* [WHAT YOU ARE ASKED TO DO] Count the lines below that contain the word "made". Give only the number.

* [RECORD EXTRACTS]
==*==
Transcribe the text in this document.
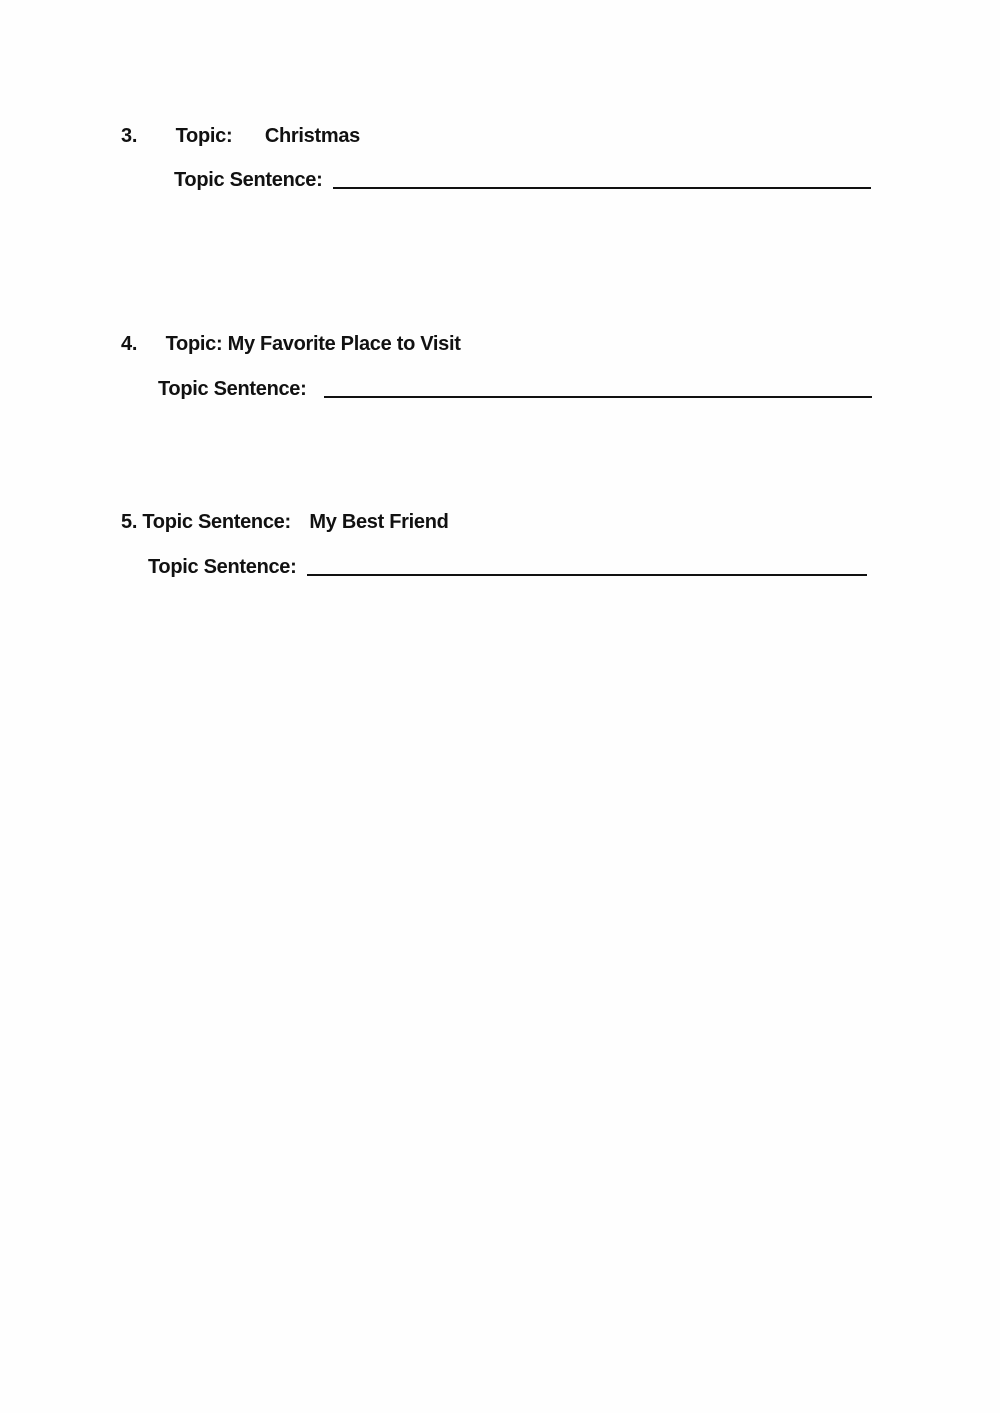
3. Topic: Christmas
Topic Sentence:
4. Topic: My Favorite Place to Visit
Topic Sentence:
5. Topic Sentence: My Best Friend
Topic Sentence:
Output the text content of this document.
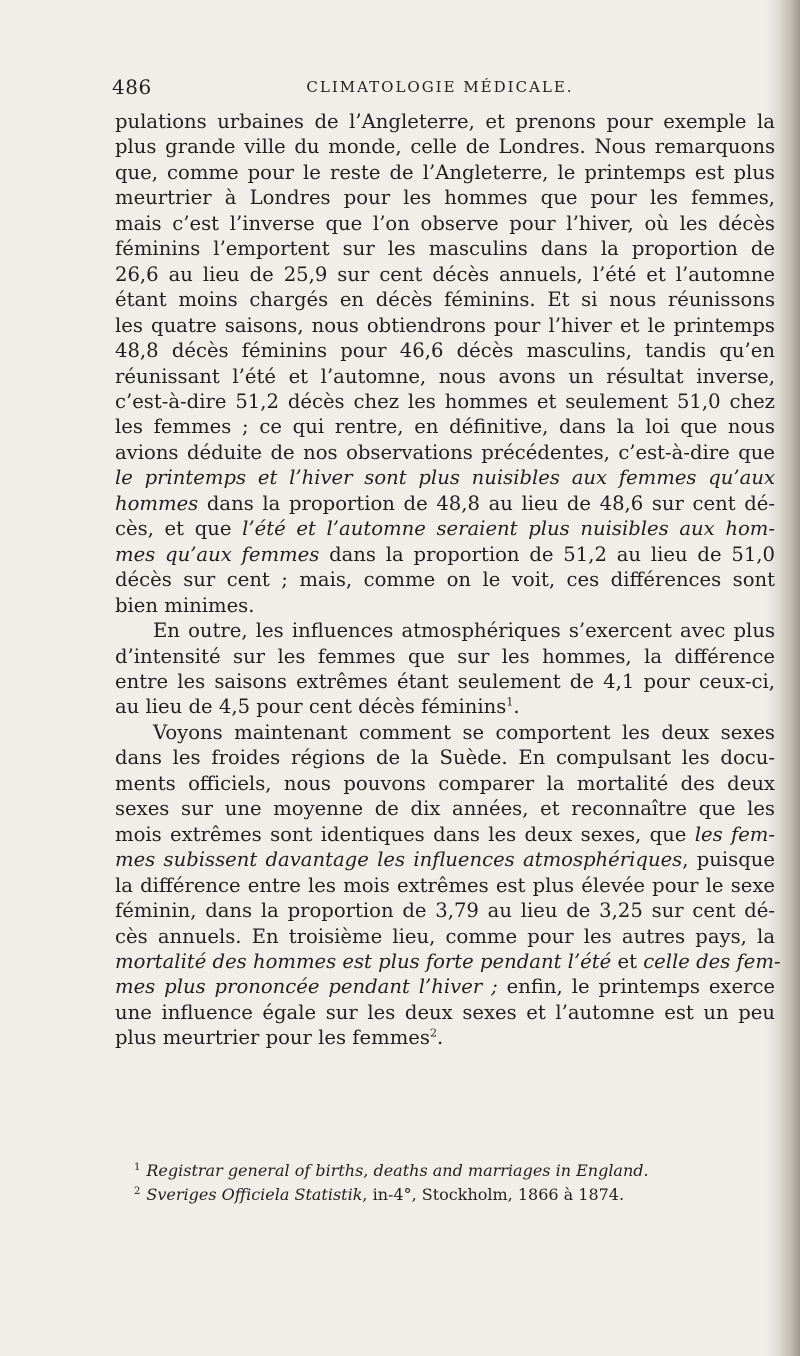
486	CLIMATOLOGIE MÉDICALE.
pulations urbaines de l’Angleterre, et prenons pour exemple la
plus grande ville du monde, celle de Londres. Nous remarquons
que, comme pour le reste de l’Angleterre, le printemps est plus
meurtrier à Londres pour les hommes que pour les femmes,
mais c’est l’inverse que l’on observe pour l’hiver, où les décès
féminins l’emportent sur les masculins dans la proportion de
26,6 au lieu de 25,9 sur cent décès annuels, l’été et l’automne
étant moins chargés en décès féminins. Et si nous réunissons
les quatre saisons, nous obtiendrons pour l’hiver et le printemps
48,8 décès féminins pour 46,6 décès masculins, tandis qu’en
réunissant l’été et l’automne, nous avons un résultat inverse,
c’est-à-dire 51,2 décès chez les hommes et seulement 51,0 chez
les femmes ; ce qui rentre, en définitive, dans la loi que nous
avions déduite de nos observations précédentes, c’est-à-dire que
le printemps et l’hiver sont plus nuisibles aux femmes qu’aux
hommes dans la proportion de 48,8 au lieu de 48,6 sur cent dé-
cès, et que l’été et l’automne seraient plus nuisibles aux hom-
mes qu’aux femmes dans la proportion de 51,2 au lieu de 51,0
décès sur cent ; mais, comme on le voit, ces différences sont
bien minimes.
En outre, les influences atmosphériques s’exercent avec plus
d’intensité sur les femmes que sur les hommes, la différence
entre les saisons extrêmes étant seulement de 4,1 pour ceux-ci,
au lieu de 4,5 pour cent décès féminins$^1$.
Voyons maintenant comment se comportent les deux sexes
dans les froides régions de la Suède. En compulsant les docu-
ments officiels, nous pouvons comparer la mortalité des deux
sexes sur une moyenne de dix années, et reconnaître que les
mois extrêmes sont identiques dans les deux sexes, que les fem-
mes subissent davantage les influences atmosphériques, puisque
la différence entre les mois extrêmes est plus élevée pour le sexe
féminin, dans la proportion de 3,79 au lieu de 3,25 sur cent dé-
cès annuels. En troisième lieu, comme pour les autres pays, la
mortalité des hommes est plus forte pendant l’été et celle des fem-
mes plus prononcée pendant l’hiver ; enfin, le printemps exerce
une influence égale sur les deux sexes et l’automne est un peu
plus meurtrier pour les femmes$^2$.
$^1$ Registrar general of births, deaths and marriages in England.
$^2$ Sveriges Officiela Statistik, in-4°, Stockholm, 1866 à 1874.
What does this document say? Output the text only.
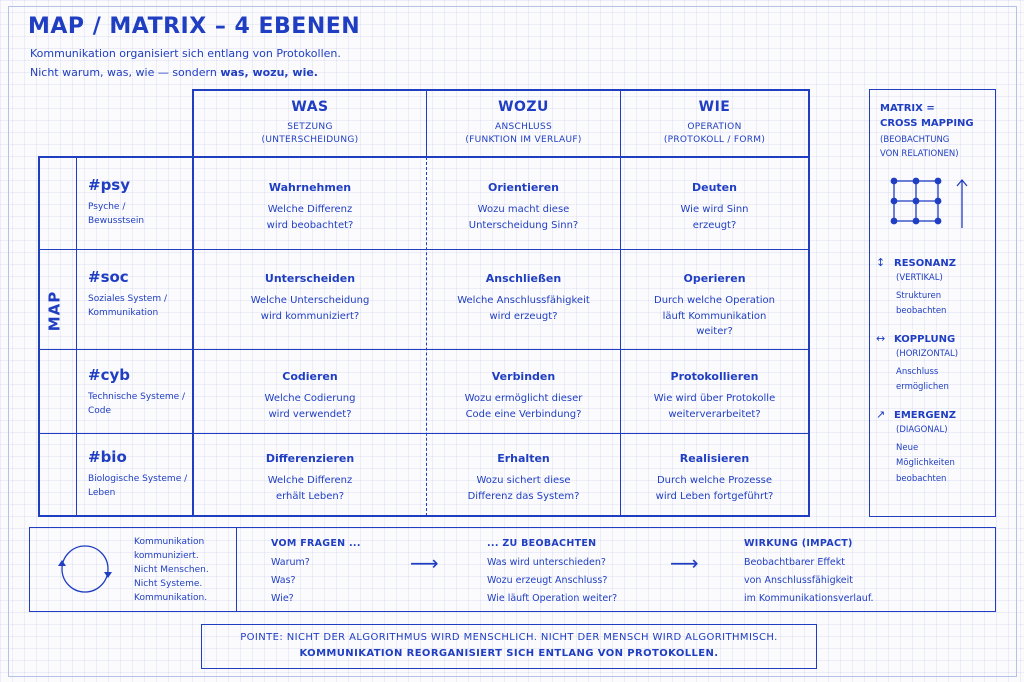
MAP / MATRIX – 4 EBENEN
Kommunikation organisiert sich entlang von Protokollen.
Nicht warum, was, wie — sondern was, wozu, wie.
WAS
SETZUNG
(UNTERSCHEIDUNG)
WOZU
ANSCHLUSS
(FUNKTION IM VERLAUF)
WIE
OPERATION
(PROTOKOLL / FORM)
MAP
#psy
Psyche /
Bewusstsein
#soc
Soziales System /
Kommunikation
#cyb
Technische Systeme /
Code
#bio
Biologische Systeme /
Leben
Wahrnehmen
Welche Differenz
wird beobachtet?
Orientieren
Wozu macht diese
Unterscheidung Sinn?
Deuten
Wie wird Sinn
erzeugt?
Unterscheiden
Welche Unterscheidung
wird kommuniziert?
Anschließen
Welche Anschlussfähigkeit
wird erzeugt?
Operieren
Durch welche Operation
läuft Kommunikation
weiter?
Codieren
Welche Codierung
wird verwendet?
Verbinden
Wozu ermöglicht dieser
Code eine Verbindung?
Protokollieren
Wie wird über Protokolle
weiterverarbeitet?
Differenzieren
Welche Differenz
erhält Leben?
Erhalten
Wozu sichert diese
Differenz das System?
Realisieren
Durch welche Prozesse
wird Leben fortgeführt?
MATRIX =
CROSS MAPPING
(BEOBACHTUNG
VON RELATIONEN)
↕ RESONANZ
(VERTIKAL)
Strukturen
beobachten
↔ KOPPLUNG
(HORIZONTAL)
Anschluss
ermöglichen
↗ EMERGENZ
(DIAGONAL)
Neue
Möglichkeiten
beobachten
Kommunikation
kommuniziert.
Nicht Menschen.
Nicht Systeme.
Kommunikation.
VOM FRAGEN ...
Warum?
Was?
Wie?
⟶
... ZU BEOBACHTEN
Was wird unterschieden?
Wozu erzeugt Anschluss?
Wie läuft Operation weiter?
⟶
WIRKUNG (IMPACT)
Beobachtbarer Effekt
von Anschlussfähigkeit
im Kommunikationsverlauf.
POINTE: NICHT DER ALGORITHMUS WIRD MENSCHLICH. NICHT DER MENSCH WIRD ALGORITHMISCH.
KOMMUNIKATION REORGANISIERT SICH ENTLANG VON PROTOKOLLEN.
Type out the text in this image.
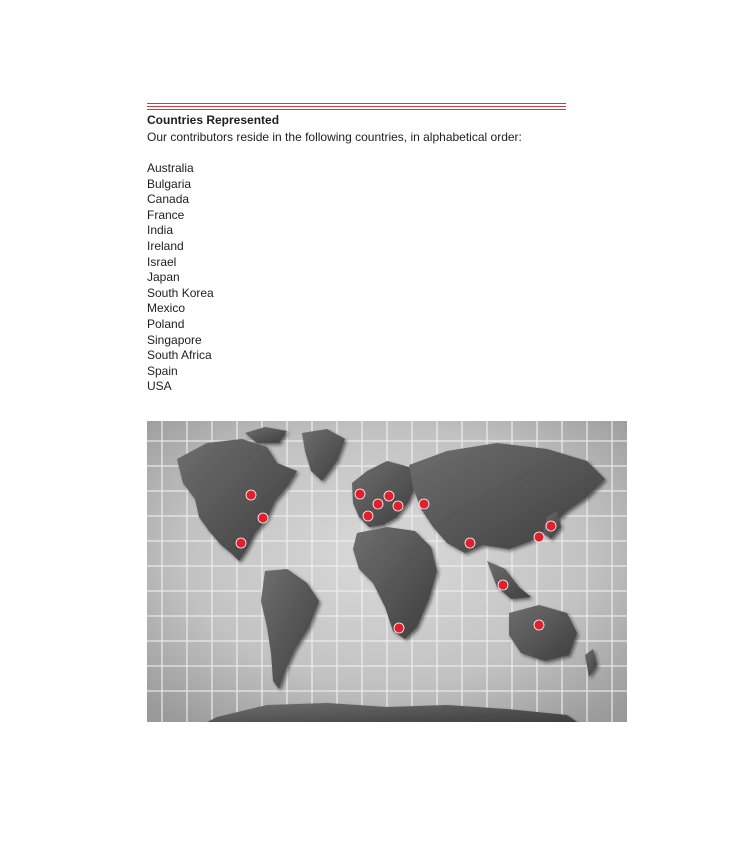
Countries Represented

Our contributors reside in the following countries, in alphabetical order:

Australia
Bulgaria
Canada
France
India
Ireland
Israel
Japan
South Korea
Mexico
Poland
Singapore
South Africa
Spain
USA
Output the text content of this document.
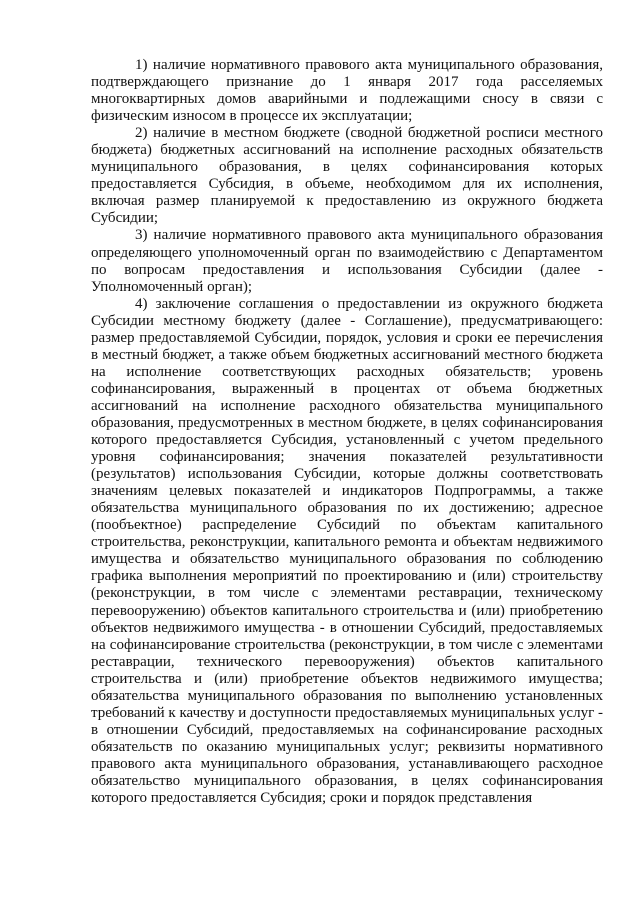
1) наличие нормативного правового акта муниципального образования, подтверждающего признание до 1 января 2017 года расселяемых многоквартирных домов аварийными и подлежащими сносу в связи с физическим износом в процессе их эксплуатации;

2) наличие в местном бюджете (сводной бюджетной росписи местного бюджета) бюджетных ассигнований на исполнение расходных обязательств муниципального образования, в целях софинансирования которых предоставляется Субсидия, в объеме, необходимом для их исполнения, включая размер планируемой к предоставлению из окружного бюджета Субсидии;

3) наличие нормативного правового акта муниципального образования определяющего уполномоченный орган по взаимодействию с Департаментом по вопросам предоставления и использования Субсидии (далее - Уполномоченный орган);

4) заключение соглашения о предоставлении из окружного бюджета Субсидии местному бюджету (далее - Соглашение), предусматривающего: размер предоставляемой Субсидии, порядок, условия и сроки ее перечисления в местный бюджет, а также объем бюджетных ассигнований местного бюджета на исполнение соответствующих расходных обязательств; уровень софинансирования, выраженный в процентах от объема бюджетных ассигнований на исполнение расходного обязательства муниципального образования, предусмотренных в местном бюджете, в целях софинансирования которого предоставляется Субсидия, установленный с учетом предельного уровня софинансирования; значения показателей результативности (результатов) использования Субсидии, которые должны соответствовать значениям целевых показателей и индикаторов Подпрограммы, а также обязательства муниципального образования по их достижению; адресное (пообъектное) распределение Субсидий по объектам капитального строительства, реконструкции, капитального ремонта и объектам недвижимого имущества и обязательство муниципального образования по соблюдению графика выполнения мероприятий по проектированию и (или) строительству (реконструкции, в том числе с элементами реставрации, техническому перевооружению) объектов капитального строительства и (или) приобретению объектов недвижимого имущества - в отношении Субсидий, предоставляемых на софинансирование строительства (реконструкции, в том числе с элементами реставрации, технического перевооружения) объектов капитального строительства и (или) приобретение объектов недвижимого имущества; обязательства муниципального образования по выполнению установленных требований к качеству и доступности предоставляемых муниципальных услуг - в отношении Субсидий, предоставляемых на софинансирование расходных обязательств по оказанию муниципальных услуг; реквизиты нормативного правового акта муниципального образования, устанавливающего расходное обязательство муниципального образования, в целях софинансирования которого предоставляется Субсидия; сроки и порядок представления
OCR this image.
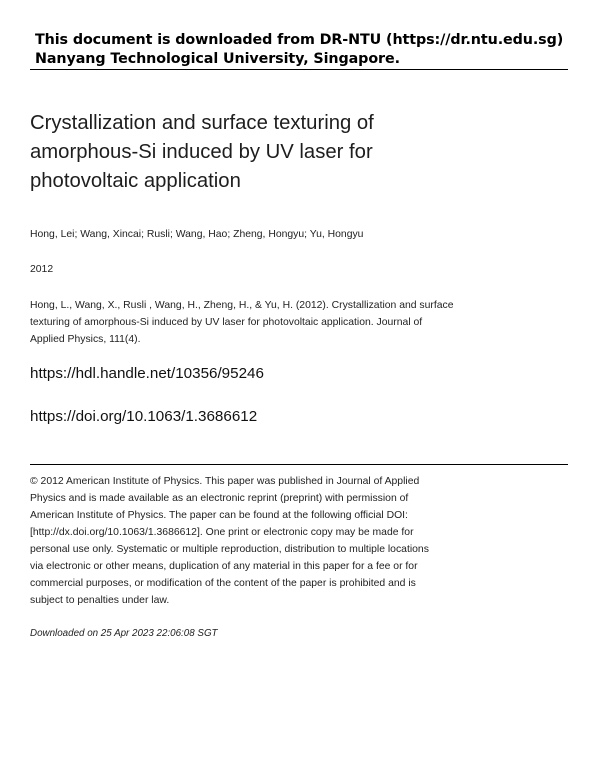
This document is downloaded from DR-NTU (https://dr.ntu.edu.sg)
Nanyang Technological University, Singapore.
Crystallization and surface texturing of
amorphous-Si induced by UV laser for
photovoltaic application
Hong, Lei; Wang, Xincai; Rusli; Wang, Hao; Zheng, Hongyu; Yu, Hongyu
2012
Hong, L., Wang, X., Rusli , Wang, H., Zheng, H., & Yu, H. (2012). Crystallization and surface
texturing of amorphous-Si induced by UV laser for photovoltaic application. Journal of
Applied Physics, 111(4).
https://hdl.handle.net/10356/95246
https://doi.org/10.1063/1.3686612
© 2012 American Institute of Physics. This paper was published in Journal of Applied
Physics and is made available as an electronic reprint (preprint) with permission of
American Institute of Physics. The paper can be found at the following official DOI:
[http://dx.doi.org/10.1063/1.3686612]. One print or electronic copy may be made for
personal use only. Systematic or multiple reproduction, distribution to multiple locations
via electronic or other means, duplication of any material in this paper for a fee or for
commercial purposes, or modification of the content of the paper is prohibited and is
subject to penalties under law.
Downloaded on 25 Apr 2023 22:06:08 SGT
==*==
* [RESPONSE] 2